Examine the entries and show every line in which the word "data" is found.

**SOURCE RECORDS:**

>> begin

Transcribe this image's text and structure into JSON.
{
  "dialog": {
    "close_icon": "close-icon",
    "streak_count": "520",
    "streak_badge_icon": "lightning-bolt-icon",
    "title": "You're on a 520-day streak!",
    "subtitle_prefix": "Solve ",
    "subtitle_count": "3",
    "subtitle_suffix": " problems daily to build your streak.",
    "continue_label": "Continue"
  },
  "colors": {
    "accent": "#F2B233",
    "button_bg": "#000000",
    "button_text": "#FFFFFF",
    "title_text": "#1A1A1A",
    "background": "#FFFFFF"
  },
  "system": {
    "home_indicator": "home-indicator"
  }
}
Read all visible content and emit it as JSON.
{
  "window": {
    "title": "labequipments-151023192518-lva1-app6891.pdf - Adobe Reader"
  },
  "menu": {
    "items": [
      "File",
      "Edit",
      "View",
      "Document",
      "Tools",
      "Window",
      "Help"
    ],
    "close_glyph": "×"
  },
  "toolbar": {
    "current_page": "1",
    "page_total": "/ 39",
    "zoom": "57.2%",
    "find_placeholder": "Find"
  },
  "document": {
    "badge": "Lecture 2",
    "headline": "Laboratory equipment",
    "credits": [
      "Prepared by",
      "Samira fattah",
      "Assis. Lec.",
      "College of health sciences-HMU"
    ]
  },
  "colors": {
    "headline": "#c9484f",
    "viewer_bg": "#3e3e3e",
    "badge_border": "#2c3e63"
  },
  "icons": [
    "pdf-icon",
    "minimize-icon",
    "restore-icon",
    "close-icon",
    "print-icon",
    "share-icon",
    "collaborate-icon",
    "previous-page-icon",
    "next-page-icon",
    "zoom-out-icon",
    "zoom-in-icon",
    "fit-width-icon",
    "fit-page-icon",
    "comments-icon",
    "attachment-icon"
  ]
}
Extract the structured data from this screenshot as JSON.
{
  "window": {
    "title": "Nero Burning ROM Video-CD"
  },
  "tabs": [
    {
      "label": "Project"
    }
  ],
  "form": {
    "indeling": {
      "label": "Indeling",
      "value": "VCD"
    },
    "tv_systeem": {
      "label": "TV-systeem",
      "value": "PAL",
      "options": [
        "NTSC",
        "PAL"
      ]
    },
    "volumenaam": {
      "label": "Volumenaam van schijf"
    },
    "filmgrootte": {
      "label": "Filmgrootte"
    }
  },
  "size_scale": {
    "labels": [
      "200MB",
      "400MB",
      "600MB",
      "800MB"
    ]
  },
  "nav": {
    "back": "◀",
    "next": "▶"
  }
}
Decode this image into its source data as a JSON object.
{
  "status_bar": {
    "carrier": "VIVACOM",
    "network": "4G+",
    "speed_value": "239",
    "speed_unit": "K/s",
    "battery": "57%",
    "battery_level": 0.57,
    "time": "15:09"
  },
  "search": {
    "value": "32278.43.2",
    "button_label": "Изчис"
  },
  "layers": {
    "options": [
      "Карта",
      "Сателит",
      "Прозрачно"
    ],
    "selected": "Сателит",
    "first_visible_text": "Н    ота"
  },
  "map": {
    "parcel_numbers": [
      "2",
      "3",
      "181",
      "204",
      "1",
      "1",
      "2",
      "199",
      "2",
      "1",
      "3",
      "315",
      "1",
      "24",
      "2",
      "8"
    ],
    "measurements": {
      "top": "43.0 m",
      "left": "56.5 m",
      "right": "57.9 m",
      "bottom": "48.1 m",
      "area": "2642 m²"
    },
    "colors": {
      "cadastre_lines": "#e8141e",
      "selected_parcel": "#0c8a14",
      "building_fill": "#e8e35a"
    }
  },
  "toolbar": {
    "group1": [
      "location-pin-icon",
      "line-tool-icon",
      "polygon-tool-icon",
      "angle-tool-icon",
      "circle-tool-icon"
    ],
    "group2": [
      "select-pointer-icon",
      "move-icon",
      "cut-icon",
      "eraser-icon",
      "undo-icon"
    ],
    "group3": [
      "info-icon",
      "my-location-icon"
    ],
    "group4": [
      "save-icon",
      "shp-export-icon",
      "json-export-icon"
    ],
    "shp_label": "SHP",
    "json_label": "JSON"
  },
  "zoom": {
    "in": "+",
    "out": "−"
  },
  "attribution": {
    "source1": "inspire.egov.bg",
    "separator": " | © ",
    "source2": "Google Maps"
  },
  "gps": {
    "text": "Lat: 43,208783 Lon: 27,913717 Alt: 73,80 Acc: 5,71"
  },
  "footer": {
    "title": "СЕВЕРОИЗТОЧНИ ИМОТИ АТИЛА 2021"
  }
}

>> end

**EXERCISE ANSWER:**
Extract the structured data from this screenshot as JSON.
Decode this image into its source data as a JSON object.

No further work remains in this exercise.